#### Texte source
_ _ _ _ _

Jérémie et Baruch paraissent sur les remparts. Jérémie se penche et regarde. Tout ce qu’il voit maintenant, ces feux, ces tentes innombrables, cette première nuit de siège, il l’a déjà rêvé. Pas une étoile au ciel qu’il n’ait vue, à cette place. Il ne peut plus nier que Dieu ne l’ait élu. Il faut donc qu’il parle au roi, car il connaît le dénouement, et déjà il le voit, il le décrit en vers hallucinés.

Le roi Zedekia, qui, plein d’appréhension, fait sa ronde avec Abimélek, entend la voix de Jérémie, et il reconnaît celui qui voulut le retenir au seuil de la déclaration de guerre. Il l’écouterait à présent, si c’était à refaire. Jérémie lui dit qu’il n’est jamais trop tard pour demander la paix. Zedekia ne veut pas faire les premières démarches. Si on le repoussait ?

— « Heureux ceux qu’on repousse pour la justice ! »

Et si on se rit de lui ?

— « Mieux vaut avoir derrière soi le rire des sots que les pleurs des veuves. »

_ _ _ _ _

#### Données fournies
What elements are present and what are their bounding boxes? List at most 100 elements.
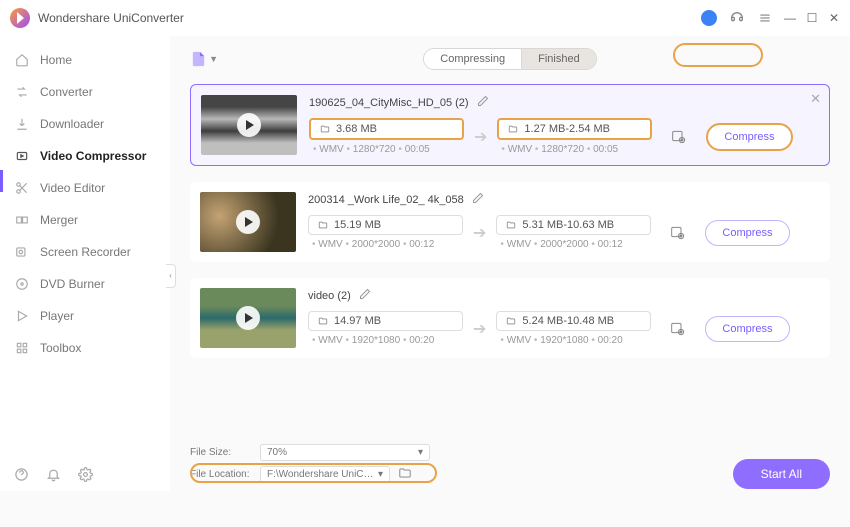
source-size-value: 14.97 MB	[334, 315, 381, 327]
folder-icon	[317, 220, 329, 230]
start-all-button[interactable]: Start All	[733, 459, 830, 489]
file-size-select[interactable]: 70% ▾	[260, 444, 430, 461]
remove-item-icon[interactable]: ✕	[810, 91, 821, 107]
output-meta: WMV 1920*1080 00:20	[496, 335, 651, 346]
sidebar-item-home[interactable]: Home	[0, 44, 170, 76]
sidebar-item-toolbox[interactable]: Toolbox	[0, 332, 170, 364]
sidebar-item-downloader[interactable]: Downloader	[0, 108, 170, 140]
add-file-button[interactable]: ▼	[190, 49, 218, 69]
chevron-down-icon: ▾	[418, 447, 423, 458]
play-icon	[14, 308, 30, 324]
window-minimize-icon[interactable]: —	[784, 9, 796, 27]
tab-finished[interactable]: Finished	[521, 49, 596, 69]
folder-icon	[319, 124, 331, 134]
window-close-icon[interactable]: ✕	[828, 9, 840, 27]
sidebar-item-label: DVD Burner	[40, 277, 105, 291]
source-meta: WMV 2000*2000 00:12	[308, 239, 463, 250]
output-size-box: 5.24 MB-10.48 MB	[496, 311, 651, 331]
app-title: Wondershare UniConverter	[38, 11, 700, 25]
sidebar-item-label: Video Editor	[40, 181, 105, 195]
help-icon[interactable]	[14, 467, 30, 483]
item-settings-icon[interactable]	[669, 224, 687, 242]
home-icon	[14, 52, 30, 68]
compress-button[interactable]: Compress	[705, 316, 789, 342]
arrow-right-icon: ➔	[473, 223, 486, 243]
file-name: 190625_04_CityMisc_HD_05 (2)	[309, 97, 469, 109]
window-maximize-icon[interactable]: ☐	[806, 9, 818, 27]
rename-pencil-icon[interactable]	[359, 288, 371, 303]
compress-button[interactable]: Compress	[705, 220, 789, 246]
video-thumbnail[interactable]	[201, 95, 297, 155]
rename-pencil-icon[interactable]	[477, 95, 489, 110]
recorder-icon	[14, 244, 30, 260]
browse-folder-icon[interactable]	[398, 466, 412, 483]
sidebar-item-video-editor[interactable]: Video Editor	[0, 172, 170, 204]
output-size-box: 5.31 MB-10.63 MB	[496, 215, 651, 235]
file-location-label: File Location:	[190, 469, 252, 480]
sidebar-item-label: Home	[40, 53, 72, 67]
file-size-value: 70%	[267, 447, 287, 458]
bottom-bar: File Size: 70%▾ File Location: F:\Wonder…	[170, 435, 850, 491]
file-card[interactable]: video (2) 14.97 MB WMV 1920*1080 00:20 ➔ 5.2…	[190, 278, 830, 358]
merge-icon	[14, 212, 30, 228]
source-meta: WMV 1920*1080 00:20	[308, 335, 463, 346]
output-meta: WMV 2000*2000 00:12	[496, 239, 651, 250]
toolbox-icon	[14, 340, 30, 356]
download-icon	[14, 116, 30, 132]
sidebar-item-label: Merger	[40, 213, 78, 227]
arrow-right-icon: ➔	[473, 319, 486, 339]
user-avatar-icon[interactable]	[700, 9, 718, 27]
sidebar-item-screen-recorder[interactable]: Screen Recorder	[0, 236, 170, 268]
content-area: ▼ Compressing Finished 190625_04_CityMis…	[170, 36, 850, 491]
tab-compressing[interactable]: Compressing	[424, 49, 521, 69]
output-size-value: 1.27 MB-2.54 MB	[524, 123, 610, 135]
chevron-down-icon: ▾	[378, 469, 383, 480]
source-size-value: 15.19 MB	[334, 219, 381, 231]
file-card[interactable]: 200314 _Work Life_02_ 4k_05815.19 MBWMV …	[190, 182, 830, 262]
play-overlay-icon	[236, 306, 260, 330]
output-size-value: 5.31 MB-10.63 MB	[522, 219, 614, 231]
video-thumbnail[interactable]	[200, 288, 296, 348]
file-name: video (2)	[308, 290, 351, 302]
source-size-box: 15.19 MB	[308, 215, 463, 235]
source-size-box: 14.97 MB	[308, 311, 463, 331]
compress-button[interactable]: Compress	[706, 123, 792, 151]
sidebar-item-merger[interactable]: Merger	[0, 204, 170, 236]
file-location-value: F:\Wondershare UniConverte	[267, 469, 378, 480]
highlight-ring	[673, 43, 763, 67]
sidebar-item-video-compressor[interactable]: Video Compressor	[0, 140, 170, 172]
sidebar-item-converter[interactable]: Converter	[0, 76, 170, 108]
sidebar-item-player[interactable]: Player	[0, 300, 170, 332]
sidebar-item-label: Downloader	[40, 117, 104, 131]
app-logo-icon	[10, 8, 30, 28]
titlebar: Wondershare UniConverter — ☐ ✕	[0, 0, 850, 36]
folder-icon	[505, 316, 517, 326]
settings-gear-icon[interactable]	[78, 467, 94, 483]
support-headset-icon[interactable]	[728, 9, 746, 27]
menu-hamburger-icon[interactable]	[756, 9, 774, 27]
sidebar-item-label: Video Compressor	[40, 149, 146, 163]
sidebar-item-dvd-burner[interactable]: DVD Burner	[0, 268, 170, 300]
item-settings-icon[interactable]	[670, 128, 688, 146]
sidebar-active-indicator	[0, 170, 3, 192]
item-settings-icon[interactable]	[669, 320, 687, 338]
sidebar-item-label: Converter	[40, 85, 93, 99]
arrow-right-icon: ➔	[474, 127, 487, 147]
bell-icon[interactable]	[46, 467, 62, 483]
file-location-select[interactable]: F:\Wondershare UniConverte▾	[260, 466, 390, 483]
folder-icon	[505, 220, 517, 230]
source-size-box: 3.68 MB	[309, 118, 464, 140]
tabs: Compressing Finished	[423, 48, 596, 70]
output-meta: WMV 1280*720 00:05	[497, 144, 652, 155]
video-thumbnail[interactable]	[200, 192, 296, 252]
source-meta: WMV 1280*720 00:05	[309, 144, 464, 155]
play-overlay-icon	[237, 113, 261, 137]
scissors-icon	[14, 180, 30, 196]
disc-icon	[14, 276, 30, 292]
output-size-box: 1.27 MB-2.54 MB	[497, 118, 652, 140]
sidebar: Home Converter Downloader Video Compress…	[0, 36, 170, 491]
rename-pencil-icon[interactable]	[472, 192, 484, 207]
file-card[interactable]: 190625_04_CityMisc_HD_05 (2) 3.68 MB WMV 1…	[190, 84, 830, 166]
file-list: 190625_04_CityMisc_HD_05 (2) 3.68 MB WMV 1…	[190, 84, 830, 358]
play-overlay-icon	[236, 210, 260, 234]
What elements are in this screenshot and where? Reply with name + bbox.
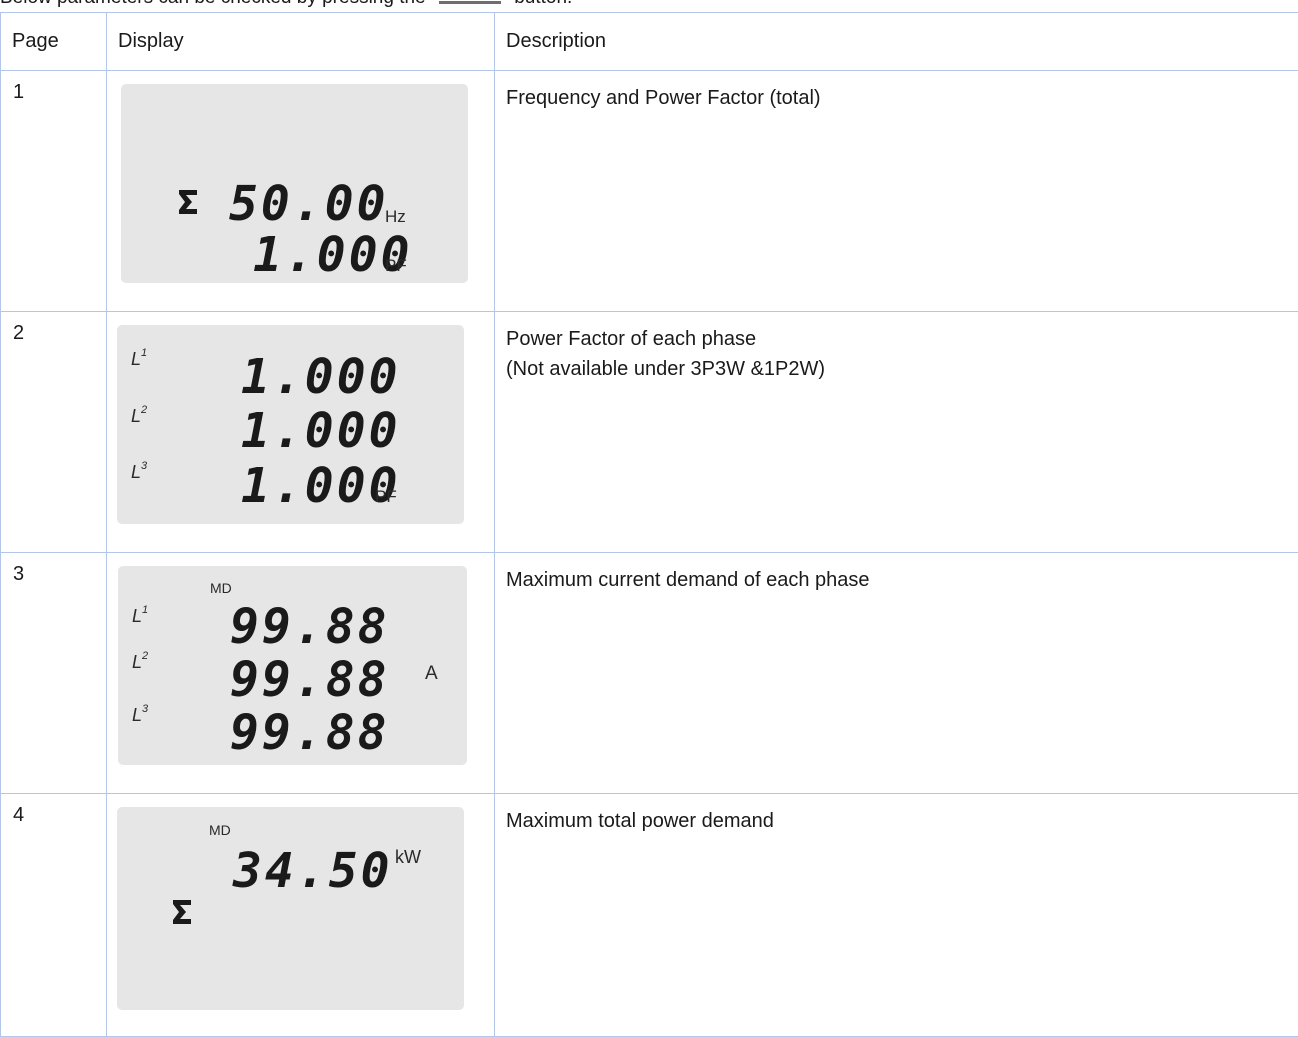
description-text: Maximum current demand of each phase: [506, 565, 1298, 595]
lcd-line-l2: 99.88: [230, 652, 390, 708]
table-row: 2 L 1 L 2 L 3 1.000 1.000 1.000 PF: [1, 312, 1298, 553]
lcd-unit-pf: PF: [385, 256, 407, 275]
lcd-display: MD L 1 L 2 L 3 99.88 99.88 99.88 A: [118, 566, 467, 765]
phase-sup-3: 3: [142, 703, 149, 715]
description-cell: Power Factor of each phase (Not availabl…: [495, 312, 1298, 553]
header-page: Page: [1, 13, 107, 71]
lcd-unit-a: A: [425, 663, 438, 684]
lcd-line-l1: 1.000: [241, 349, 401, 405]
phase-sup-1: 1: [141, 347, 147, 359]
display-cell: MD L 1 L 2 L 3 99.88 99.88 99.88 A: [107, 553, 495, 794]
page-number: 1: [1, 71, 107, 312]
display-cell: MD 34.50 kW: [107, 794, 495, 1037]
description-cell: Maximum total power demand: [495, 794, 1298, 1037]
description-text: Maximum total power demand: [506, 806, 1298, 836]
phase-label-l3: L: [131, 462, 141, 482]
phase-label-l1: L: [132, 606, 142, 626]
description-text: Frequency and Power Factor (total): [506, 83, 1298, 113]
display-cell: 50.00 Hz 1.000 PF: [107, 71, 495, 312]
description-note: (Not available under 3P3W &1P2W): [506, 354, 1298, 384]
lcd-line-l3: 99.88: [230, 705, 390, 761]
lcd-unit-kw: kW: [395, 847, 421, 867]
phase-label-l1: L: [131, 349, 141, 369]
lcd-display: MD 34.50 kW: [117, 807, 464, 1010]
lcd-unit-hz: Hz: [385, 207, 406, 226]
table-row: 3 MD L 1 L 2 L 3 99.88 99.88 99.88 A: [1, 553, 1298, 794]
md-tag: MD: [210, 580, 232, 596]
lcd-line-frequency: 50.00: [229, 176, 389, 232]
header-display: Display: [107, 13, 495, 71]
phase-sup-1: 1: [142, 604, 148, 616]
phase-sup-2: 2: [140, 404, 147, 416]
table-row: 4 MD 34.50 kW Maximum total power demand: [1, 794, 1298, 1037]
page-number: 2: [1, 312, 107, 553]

_ _ _ _ _

#### Problème à résoudre
Selon le texte sur Jérémie, que dit le prophète au roi Zedekia au sujet de la paix ? Répondez en vous fondant uniquement sur le texte.

#### Corrigé
Il lui dit qu'il n'est jamais trop tard pour demander la paix.